↓↓↓
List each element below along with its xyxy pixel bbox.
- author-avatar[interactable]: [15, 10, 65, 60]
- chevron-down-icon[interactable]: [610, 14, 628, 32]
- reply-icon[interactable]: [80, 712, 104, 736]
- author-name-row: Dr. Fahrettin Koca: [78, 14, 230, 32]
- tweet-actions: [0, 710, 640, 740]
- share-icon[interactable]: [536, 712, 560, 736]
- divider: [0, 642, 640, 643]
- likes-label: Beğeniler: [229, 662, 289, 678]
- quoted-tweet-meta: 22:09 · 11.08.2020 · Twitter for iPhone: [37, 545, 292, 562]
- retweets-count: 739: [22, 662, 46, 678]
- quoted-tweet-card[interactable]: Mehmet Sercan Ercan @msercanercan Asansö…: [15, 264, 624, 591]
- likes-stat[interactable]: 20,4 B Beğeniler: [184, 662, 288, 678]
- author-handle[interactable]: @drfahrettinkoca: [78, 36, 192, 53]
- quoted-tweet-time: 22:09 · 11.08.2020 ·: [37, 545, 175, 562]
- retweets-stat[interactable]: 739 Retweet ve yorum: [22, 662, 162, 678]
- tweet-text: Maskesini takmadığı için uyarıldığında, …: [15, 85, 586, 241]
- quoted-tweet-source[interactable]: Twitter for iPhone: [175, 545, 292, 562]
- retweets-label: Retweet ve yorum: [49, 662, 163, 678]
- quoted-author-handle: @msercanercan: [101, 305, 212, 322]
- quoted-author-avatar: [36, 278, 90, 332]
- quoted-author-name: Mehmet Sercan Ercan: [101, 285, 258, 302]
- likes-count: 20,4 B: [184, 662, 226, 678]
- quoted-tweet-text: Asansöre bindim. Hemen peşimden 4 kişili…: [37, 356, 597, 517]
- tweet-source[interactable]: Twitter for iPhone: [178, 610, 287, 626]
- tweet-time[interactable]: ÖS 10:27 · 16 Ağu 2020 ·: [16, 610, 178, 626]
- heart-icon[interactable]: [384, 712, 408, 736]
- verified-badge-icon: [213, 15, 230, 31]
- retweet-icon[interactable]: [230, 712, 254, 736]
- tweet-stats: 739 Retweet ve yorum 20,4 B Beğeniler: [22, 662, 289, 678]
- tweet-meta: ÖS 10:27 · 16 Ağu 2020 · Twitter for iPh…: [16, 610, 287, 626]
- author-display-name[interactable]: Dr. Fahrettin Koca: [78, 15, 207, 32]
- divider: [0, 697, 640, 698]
↑↑↑
**Task brief:** Count the lines in the rows above that contain the string "label", and give only that number.

**The response:** 2